§ **GIVEN REQUEST**:
Give the number of lines that hold the string "chevron". Nothing else is needed.

------ SOURCE DATA ------

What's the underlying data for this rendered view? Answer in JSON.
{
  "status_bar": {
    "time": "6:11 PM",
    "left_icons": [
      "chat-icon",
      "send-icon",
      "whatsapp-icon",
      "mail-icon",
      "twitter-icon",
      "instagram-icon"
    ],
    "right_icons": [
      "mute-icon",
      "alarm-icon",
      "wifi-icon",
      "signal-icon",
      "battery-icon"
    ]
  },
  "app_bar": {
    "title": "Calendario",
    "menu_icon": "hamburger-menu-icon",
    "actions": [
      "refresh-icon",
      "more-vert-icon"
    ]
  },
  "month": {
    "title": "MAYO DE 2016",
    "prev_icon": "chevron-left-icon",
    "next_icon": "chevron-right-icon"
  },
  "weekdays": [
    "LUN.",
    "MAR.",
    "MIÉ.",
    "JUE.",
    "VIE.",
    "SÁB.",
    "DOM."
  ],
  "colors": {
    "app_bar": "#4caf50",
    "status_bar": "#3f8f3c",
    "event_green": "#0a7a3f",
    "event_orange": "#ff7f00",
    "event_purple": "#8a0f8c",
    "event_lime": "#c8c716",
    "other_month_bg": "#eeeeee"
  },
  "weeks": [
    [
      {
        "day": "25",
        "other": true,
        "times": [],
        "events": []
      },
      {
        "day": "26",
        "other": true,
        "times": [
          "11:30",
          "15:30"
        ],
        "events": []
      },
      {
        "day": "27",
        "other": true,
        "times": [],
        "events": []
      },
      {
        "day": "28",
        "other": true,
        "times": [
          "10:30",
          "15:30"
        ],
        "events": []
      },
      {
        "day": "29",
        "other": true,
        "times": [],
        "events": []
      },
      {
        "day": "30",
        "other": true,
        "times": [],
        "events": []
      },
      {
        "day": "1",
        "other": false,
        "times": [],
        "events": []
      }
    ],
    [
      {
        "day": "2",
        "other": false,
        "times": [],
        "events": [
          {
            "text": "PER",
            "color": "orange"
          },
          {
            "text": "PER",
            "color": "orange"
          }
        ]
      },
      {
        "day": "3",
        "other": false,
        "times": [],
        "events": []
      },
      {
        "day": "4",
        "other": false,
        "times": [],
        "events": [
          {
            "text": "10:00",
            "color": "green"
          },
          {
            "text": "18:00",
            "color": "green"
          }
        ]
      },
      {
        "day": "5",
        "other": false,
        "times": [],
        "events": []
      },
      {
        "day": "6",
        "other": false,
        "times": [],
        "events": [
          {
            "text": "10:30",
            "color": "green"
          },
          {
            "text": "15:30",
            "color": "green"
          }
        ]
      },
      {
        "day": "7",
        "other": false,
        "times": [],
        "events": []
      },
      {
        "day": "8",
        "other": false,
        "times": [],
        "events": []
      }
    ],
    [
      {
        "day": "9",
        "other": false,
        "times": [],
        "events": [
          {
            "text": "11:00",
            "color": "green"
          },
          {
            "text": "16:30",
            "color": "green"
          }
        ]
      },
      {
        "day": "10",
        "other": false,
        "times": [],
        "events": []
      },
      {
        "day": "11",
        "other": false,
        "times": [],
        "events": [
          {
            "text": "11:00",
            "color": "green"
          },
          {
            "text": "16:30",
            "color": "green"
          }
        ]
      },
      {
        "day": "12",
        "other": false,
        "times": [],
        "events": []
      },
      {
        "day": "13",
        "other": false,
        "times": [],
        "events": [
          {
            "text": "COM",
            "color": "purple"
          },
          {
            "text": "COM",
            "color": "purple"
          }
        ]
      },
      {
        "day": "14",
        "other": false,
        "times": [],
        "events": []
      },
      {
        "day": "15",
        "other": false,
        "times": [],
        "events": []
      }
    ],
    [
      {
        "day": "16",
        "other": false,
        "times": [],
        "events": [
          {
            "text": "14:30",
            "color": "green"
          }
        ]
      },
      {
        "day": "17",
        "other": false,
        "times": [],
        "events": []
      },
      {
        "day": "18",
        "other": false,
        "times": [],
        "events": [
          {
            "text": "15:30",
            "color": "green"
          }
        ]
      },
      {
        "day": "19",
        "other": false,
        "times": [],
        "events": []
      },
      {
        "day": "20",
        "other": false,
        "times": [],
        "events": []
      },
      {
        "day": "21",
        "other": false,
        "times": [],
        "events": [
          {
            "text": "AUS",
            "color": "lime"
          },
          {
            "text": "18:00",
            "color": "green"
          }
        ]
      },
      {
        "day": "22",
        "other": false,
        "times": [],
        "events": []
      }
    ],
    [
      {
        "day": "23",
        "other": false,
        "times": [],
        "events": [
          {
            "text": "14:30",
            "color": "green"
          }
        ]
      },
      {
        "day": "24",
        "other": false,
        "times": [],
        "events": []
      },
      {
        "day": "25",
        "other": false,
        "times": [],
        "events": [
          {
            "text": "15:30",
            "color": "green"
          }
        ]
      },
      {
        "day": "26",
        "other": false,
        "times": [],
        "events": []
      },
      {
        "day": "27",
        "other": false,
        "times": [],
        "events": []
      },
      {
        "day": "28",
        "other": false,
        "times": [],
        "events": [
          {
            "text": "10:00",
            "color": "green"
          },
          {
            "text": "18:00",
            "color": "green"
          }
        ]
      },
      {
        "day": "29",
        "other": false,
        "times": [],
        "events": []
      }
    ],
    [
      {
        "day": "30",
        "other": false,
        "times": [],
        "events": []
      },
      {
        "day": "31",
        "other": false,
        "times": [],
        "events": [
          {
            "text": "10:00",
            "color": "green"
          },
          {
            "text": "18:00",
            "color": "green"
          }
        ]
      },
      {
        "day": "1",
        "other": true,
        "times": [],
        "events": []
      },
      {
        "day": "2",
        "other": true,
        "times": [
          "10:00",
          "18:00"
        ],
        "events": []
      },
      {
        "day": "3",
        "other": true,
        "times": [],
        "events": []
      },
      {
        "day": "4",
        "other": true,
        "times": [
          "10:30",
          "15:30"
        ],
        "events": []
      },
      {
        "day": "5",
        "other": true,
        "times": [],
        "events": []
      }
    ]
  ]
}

------

§ **RESULT OF THE TASK**:
2